### Exercise goal
Every record must appear in your copy exactly as written, with no pictures.

Figure collection entries:
____________

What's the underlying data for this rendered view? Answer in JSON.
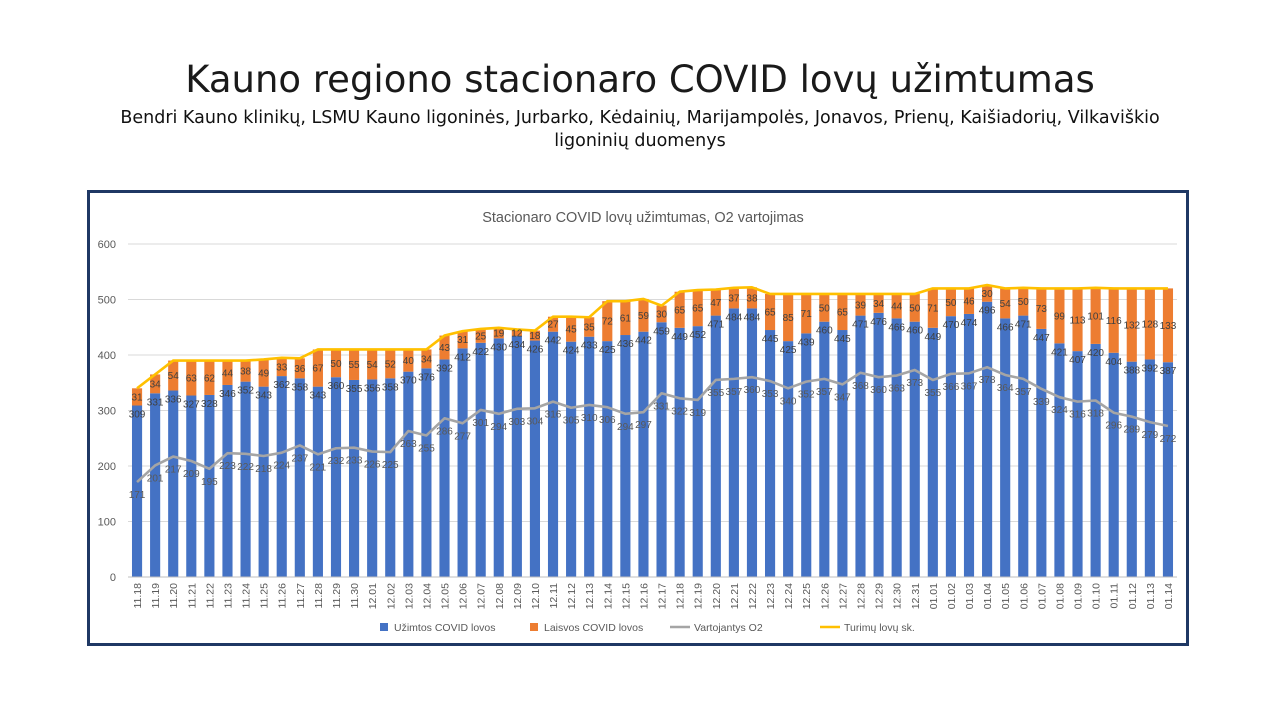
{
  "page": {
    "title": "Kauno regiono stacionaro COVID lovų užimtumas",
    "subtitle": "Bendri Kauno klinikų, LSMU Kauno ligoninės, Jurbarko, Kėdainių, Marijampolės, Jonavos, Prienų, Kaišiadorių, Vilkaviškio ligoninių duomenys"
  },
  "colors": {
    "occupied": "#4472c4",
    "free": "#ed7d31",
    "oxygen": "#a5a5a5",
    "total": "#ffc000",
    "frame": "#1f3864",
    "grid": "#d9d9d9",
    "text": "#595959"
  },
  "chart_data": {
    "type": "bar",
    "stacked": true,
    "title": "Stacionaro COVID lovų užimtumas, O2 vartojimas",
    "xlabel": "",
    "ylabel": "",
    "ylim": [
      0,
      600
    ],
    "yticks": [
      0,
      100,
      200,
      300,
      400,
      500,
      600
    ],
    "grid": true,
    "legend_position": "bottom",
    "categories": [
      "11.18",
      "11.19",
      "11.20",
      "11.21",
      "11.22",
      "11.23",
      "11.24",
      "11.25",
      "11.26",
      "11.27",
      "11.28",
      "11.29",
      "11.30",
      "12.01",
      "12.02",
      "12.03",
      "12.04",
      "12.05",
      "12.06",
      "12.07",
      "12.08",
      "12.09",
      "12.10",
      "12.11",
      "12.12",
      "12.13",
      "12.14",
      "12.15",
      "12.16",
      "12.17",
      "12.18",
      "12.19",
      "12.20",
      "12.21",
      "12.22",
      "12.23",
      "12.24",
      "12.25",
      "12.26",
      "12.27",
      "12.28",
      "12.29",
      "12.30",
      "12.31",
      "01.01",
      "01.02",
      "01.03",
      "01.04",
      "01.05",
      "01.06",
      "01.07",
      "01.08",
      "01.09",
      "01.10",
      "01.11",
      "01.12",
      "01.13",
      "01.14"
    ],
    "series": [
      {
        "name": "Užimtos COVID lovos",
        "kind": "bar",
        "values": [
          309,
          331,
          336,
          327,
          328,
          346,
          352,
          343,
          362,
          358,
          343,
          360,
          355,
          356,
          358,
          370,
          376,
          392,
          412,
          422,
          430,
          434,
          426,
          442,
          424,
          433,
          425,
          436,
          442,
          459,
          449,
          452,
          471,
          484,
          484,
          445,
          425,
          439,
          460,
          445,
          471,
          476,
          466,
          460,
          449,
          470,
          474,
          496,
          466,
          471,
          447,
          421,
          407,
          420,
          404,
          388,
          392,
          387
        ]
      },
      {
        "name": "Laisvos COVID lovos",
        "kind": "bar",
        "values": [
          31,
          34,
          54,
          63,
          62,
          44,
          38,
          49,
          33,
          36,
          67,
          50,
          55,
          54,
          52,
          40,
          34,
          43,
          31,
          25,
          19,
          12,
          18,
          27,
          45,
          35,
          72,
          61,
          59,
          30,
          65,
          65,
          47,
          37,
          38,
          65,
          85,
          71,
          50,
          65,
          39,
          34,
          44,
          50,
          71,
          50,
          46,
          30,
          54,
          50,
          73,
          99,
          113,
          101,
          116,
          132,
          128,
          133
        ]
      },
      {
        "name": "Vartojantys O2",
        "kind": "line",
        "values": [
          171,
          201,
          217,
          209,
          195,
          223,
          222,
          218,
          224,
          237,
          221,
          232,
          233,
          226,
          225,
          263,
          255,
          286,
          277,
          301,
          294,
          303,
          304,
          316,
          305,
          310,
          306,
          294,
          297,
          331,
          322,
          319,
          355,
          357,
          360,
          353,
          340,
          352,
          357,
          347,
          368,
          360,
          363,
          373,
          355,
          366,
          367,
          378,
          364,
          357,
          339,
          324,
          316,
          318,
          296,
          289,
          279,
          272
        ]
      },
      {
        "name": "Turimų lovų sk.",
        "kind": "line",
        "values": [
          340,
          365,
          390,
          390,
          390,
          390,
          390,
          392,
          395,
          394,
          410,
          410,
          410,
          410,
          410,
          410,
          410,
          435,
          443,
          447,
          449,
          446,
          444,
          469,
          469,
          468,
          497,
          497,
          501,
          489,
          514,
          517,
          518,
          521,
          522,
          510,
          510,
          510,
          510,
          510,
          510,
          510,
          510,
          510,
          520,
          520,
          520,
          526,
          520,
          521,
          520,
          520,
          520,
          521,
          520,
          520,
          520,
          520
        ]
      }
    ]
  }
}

____________

### Worked solution
What's the underlying data for this rendered view? Answer in JSON.
{
  "page": {
    "title": "Kauno regiono stacionaro COVID lovų užimtumas",
    "subtitle": "Bendri Kauno klinikų, LSMU Kauno ligoninės, Jurbarko, Kėdainių, Marijampolės, Jonavos, Prienų, Kaišiadorių, Vilkaviškio ligoninių duomenys"
  },
  "colors": {
    "occupied": "#4472c4",
    "free": "#ed7d31",
    "oxygen": "#a5a5a5",
    "total": "#ffc000",
    "frame": "#1f3864",
    "grid": "#d9d9d9",
    "text": "#595959"
  },
  "chart_data": {
    "type": "bar",
    "stacked": true,
    "title": "Stacionaro COVID lovų užimtumas, O2 vartojimas",
    "xlabel": "",
    "ylabel": "",
    "ylim": [
      0,
      600
    ],
    "yticks": [
      0,
      100,
      200,
      300,
      400,
      500,
      600
    ],
    "grid": true,
    "legend_position": "bottom",
    "categories": [
      "11.18",
      "11.19",
      "11.20",
      "11.21",
      "11.22",
      "11.23",
      "11.24",
      "11.25",
      "11.26",
      "11.27",
      "11.28",
      "11.29",
      "11.30",
      "12.01",
      "12.02",
      "12.03",
      "12.04",
      "12.05",
      "12.06",
      "12.07",
      "12.08",
      "12.09",
      "12.10",
      "12.11",
      "12.12",
      "12.13",
      "12.14",
      "12.15",
      "12.16",
      "12.17",
      "12.18",
      "12.19",
      "12.20",
      "12.21",
      "12.22",
      "12.23",
      "12.24",
      "12.25",
      "12.26",
      "12.27",
      "12.28",
      "12.29",
      "12.30",
      "12.31",
      "01.01",
      "01.02",
      "01.03",
      "01.04",
      "01.05",
      "01.06",
      "01.07",
      "01.08",
      "01.09",
      "01.10",
      "01.11",
      "01.12",
      "01.13",
      "01.14"
    ],
    "series": [
      {
        "name": "Užimtos COVID lovos",
        "kind": "bar",
        "values": [
          309,
          331,
          336,
          327,
          328,
          346,
          352,
          343,
          362,
          358,
          343,
          360,
          355,
          356,
          358,
          370,
          376,
          392,
          412,
          422,
          430,
          434,
          426,
          442,
          424,
          433,
          425,
          436,
          442,
          459,
          449,
          452,
          471,
          484,
          484,
          445,
          425,
          439,
          460,
          445,
          471,
          476,
          466,
          460,
          449,
          470,
          474,
          496,
          466,
          471,
          447,
          421,
          407,
          420,
          404,
          388,
          392,
          387
        ]
      },
      {
        "name": "Laisvos COVID lovos",
        "kind": "bar",
        "values": [
          31,
          34,
          54,
          63,
          62,
          44,
          38,
          49,
          33,
          36,
          67,
          50,
          55,
          54,
          52,
          40,
          34,
          43,
          31,
          25,
          19,
          12,
          18,
          27,
          45,
          35,
          72,
          61,
          59,
          30,
          65,
          65,
          47,
          37,
          38,
          65,
          85,
          71,
          50,
          65,
          39,
          34,
          44,
          50,
          71,
          50,
          46,
          30,
          54,
          50,
          73,
          99,
          113,
          101,
          116,
          132,
          128,
          133
        ]
      },
      {
        "name": "Vartojantys O2",
        "kind": "line",
        "values": [
          171,
          201,
          217,
          209,
          195,
          223,
          222,
          218,
          224,
          237,
          221,
          232,
          233,
          226,
          225,
          263,
          255,
          286,
          277,
          301,
          294,
          303,
          304,
          316,
          305,
          310,
          306,
          294,
          297,
          331,
          322,
          319,
          355,
          357,
          360,
          353,
          340,
          352,
          357,
          347,
          368,
          360,
          363,
          373,
          355,
          366,
          367,
          378,
          364,
          357,
          339,
          324,
          316,
          318,
          296,
          289,
          279,
          272
        ]
      },
      {
        "name": "Turimų lovų sk.",
        "kind": "line",
        "values": [
          340,
          365,
          390,
          390,
          390,
          390,
          390,
          392,
          395,
          394,
          410,
          410,
          410,
          410,
          410,
          410,
          410,
          435,
          443,
          447,
          449,
          446,
          444,
          469,
          469,
          468,
          497,
          497,
          501,
          489,
          514,
          517,
          518,
          521,
          522,
          510,
          510,
          510,
          510,
          510,
          510,
          510,
          510,
          510,
          520,
          520,
          520,
          526,
          520,
          521,
          520,
          520,
          520,
          521,
          520,
          520,
          520,
          520
        ]
      }
    ]
  }
}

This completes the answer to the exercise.